Goal:
Write out the records word for word, with no pictures.

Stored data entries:
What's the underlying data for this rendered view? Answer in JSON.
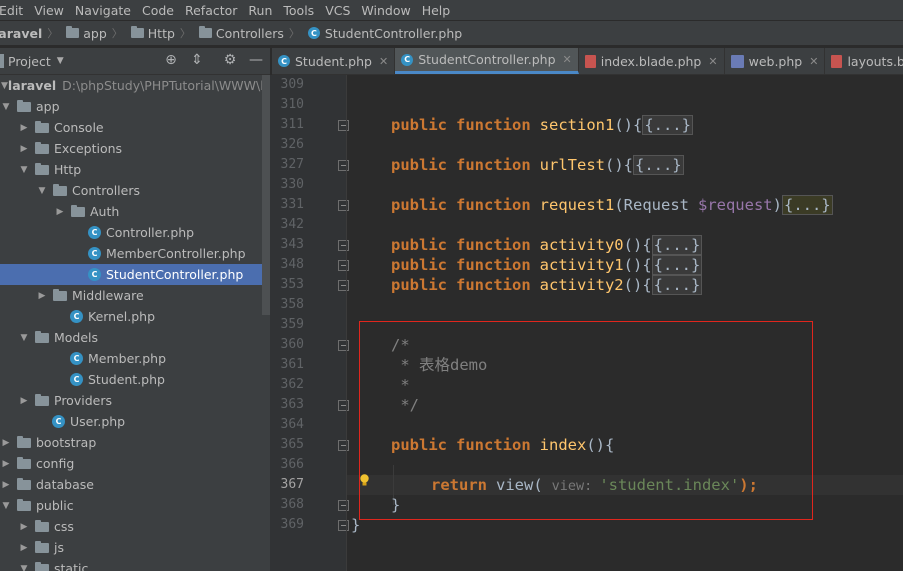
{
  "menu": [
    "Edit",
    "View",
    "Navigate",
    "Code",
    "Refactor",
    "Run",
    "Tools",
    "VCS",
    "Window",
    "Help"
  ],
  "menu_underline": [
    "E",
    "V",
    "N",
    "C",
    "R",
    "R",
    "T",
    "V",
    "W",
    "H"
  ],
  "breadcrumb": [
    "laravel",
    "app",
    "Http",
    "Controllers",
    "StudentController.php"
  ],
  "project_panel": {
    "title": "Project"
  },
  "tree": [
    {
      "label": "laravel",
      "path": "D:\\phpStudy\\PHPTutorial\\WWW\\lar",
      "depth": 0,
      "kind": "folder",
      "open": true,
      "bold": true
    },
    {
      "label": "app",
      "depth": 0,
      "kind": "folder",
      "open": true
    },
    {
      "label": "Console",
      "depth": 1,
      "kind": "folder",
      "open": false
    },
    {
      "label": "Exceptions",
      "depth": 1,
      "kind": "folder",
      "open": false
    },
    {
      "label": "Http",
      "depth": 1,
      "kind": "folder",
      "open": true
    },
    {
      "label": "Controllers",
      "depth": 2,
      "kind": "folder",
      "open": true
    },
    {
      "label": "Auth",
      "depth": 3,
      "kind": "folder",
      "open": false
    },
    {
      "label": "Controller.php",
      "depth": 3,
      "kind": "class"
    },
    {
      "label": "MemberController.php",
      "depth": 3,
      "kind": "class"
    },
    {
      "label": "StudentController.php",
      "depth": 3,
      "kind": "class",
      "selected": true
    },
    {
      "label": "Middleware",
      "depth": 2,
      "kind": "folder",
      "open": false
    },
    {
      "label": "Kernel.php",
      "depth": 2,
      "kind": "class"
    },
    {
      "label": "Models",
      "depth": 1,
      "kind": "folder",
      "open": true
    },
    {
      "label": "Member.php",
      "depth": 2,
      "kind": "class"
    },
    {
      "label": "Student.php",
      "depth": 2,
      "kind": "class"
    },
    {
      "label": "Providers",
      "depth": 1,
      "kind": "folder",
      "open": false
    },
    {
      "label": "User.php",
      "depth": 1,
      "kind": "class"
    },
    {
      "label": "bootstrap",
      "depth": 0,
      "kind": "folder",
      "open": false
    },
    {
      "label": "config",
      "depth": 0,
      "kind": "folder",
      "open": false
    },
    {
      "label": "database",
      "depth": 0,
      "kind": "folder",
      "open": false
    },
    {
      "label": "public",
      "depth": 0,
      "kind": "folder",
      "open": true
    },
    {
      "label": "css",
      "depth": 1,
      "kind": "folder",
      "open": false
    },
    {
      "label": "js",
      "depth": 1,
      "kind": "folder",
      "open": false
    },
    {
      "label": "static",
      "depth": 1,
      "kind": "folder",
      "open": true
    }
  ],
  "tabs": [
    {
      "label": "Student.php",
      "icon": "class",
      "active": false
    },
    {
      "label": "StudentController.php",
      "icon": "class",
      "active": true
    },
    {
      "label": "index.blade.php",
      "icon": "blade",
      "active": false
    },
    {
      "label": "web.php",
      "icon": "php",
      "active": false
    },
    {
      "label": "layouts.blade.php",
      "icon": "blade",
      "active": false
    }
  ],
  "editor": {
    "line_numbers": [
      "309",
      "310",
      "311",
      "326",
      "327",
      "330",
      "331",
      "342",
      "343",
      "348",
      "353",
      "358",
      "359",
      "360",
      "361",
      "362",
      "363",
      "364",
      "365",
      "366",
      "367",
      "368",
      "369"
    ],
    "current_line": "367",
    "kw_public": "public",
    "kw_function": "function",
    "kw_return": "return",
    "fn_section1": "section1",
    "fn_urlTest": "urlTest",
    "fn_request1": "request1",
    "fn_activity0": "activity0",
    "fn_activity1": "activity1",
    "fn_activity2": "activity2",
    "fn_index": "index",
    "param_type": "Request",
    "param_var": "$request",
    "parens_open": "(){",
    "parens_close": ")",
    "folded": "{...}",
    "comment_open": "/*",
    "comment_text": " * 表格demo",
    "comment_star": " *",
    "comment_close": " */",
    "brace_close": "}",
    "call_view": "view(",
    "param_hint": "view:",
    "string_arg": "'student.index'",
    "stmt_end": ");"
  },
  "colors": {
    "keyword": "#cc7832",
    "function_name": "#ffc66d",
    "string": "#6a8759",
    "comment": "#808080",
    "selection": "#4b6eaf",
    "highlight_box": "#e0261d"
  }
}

Exercise response:
What's the underlying data for this rendered view? Answer in JSON.
{
  "menu": [
    "Edit",
    "View",
    "Navigate",
    "Code",
    "Refactor",
    "Run",
    "Tools",
    "VCS",
    "Window",
    "Help"
  ],
  "menu_underline": [
    "E",
    "V",
    "N",
    "C",
    "R",
    "R",
    "T",
    "V",
    "W",
    "H"
  ],
  "breadcrumb": [
    "laravel",
    "app",
    "Http",
    "Controllers",
    "StudentController.php"
  ],
  "project_panel": {
    "title": "Project"
  },
  "tree": [
    {
      "label": "laravel",
      "path": "D:\\phpStudy\\PHPTutorial\\WWW\\lar",
      "depth": 0,
      "kind": "folder",
      "open": true,
      "bold": true
    },
    {
      "label": "app",
      "depth": 0,
      "kind": "folder",
      "open": true
    },
    {
      "label": "Console",
      "depth": 1,
      "kind": "folder",
      "open": false
    },
    {
      "label": "Exceptions",
      "depth": 1,
      "kind": "folder",
      "open": false
    },
    {
      "label": "Http",
      "depth": 1,
      "kind": "folder",
      "open": true
    },
    {
      "label": "Controllers",
      "depth": 2,
      "kind": "folder",
      "open": true
    },
    {
      "label": "Auth",
      "depth": 3,
      "kind": "folder",
      "open": false
    },
    {
      "label": "Controller.php",
      "depth": 3,
      "kind": "class"
    },
    {
      "label": "MemberController.php",
      "depth": 3,
      "kind": "class"
    },
    {
      "label": "StudentController.php",
      "depth": 3,
      "kind": "class",
      "selected": true
    },
    {
      "label": "Middleware",
      "depth": 2,
      "kind": "folder",
      "open": false
    },
    {
      "label": "Kernel.php",
      "depth": 2,
      "kind": "class"
    },
    {
      "label": "Models",
      "depth": 1,
      "kind": "folder",
      "open": true
    },
    {
      "label": "Member.php",
      "depth": 2,
      "kind": "class"
    },
    {
      "label": "Student.php",
      "depth": 2,
      "kind": "class"
    },
    {
      "label": "Providers",
      "depth": 1,
      "kind": "folder",
      "open": false
    },
    {
      "label": "User.php",
      "depth": 1,
      "kind": "class"
    },
    {
      "label": "bootstrap",
      "depth": 0,
      "kind": "folder",
      "open": false
    },
    {
      "label": "config",
      "depth": 0,
      "kind": "folder",
      "open": false
    },
    {
      "label": "database",
      "depth": 0,
      "kind": "folder",
      "open": false
    },
    {
      "label": "public",
      "depth": 0,
      "kind": "folder",
      "open": true
    },
    {
      "label": "css",
      "depth": 1,
      "kind": "folder",
      "open": false
    },
    {
      "label": "js",
      "depth": 1,
      "kind": "folder",
      "open": false
    },
    {
      "label": "static",
      "depth": 1,
      "kind": "folder",
      "open": true
    }
  ],
  "tabs": [
    {
      "label": "Student.php",
      "icon": "class",
      "active": false
    },
    {
      "label": "StudentController.php",
      "icon": "class",
      "active": true
    },
    {
      "label": "index.blade.php",
      "icon": "blade",
      "active": false
    },
    {
      "label": "web.php",
      "icon": "php",
      "active": false
    },
    {
      "label": "layouts.blade.php",
      "icon": "blade",
      "active": false
    }
  ],
  "editor": {
    "line_numbers": [
      "309",
      "310",
      "311",
      "326",
      "327",
      "330",
      "331",
      "342",
      "343",
      "348",
      "353",
      "358",
      "359",
      "360",
      "361",
      "362",
      "363",
      "364",
      "365",
      "366",
      "367",
      "368",
      "369"
    ],
    "current_line": "367",
    "kw_public": "public",
    "kw_function": "function",
    "kw_return": "return",
    "fn_section1": "section1",
    "fn_urlTest": "urlTest",
    "fn_request1": "request1",
    "fn_activity0": "activity0",
    "fn_activity1": "activity1",
    "fn_activity2": "activity2",
    "fn_index": "index",
    "param_type": "Request",
    "param_var": "$request",
    "parens_open": "(){",
    "parens_close": ")",
    "folded": "{...}",
    "comment_open": "/*",
    "comment_text": " * 表格demo",
    "comment_star": " *",
    "comment_close": " */",
    "brace_close": "}",
    "call_view": "view(",
    "param_hint": "view:",
    "string_arg": "'student.index'",
    "stmt_end": ");"
  },
  "colors": {
    "keyword": "#cc7832",
    "function_name": "#ffc66d",
    "string": "#6a8759",
    "comment": "#808080",
    "selection": "#4b6eaf",
    "highlight_box": "#e0261d"
  }
}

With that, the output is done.